== WHAT IS ASKED ==
Go through the material below and count the lines with the string "someone"; the number is the whole answer.

========================================

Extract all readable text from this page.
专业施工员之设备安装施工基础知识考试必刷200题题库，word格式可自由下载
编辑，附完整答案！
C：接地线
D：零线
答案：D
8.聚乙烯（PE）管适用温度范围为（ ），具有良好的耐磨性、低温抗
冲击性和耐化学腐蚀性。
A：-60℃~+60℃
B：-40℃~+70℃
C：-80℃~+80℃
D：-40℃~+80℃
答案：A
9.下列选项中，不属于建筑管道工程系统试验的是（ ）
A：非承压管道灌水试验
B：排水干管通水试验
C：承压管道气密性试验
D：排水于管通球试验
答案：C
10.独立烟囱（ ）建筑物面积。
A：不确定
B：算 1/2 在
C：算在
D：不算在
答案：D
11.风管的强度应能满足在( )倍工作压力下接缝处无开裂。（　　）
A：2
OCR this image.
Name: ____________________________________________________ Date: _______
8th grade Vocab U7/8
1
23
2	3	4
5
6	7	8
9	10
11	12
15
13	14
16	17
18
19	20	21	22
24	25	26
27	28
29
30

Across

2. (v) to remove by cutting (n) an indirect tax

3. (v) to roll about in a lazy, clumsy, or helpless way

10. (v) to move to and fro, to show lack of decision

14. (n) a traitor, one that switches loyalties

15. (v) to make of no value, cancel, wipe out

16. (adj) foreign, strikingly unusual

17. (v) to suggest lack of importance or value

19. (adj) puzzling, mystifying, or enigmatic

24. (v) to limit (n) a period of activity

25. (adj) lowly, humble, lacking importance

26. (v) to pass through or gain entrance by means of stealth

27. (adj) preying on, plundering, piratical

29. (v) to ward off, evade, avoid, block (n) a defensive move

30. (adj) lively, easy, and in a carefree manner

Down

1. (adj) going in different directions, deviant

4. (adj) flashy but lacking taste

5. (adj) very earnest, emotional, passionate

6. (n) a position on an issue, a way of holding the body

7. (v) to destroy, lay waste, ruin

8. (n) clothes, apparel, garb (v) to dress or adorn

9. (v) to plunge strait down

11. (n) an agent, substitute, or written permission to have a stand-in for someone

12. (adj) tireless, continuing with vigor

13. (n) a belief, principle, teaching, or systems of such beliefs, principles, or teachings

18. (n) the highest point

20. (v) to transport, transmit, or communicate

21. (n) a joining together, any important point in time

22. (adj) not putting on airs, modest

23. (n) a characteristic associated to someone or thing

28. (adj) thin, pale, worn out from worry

========================================

== FINISHED TASK ==
2